Task requirements:
Filter the listing for lines containing "Torsslow".

Source data:
<<<<
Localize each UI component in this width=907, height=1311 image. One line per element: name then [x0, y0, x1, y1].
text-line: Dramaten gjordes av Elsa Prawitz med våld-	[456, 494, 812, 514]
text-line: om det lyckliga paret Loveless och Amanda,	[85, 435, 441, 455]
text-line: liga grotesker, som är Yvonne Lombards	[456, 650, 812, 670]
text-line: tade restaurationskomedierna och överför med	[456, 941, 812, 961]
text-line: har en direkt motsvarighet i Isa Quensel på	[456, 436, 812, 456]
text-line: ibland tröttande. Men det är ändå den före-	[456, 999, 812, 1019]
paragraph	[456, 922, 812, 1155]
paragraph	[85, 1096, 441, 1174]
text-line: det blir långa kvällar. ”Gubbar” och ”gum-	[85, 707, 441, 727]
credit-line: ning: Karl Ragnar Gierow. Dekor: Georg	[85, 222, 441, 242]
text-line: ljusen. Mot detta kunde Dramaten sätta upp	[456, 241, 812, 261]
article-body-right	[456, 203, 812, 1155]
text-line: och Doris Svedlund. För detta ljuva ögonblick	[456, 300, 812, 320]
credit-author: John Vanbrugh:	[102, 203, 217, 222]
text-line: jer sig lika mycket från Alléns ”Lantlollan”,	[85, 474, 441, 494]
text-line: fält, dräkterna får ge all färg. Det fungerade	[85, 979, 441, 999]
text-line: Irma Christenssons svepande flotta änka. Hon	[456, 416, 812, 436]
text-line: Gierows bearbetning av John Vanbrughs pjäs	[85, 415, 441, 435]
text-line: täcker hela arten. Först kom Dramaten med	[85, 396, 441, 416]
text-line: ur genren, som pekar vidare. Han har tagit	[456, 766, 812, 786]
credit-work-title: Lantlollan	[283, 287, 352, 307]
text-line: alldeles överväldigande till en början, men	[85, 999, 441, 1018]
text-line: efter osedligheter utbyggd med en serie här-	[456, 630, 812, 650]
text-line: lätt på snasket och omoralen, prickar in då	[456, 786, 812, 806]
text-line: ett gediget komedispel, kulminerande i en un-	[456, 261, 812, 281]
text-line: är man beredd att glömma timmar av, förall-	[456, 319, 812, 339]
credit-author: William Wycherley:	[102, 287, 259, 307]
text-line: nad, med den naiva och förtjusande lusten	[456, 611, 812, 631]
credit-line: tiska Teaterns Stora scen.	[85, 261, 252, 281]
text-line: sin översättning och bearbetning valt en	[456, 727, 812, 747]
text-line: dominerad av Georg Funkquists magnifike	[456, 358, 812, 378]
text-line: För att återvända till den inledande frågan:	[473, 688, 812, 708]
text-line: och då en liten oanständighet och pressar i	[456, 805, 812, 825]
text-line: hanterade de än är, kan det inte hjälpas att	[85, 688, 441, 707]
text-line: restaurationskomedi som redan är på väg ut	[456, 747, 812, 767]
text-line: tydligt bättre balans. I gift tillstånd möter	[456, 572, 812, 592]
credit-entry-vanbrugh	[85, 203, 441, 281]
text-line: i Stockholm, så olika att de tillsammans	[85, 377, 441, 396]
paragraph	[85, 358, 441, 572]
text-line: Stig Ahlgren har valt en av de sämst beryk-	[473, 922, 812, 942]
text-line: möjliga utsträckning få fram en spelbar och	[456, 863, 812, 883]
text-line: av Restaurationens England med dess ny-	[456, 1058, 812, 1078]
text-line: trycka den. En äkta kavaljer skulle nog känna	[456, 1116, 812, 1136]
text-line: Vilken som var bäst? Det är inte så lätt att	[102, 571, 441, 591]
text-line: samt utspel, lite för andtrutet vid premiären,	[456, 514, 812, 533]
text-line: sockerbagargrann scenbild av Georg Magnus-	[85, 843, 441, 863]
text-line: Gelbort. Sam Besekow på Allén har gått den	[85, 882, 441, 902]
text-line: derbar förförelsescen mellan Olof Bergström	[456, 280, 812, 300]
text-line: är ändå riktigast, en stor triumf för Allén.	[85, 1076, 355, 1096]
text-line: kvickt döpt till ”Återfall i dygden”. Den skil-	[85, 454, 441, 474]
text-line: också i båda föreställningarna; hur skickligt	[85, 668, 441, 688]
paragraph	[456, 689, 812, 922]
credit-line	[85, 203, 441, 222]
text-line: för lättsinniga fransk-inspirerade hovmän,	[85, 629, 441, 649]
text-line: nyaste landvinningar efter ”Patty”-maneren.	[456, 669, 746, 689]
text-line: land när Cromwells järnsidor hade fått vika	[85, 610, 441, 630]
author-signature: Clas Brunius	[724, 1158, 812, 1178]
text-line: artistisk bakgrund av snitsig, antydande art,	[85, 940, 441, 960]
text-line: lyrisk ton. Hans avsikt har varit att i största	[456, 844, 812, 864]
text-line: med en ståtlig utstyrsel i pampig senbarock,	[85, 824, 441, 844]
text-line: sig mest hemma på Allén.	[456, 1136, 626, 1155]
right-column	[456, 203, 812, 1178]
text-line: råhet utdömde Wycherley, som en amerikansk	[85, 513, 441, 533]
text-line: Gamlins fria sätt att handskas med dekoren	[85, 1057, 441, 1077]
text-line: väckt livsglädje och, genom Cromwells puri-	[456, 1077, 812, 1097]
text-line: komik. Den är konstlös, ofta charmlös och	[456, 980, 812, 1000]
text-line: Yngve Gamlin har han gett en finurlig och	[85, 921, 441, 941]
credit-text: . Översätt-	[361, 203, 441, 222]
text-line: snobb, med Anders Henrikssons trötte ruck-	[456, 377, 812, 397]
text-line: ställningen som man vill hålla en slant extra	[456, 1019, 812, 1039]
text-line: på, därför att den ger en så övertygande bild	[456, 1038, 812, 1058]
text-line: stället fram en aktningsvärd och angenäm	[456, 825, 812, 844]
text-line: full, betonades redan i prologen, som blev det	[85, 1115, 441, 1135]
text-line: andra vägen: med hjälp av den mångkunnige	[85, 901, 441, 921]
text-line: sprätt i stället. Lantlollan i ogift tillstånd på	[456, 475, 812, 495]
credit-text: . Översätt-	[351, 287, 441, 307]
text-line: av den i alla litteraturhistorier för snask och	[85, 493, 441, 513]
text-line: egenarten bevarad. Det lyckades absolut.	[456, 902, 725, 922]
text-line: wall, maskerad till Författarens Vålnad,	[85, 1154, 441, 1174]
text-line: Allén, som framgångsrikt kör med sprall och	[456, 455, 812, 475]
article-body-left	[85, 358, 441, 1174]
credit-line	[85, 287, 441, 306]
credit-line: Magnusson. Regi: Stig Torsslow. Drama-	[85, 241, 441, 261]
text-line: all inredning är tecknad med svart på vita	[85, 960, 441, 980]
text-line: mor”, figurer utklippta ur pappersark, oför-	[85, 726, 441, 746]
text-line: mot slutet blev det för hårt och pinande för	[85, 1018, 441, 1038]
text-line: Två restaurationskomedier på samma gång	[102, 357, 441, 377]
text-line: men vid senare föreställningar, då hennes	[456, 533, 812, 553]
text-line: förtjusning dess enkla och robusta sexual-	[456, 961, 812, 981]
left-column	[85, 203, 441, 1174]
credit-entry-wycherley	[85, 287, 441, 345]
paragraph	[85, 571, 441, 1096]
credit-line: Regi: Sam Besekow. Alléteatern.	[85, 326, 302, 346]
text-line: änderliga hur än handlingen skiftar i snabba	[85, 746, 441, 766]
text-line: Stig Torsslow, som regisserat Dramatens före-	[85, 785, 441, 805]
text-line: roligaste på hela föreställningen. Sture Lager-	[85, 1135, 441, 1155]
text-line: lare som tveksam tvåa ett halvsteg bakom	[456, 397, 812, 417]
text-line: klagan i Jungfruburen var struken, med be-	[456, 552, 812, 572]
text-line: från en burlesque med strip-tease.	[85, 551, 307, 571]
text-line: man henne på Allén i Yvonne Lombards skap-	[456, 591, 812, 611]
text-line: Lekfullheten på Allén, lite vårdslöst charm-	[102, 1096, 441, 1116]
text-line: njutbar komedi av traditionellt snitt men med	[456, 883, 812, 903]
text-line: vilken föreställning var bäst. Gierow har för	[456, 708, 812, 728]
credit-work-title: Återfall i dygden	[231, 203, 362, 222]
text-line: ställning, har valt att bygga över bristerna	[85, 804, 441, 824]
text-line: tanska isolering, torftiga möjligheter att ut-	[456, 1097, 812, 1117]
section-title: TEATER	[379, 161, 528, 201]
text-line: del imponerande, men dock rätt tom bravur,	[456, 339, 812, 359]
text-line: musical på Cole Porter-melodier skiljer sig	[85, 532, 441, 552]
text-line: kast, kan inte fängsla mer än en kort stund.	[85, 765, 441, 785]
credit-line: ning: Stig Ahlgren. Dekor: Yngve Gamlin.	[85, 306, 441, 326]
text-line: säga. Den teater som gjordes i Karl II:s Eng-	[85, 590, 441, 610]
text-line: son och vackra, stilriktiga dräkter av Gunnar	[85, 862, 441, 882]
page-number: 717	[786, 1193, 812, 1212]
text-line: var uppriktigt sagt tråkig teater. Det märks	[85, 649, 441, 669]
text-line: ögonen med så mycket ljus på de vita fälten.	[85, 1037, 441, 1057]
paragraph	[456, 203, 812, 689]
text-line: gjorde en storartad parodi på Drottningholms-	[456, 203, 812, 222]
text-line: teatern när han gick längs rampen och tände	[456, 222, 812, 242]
>>>>
Expected answer:
credit-line: Magnusson. Regi: Stig Torsslow. Drama-	[85, 241, 441, 261]
text-line: Stig Torsslow, som regisserat Dramatens före-	[85, 785, 441, 805]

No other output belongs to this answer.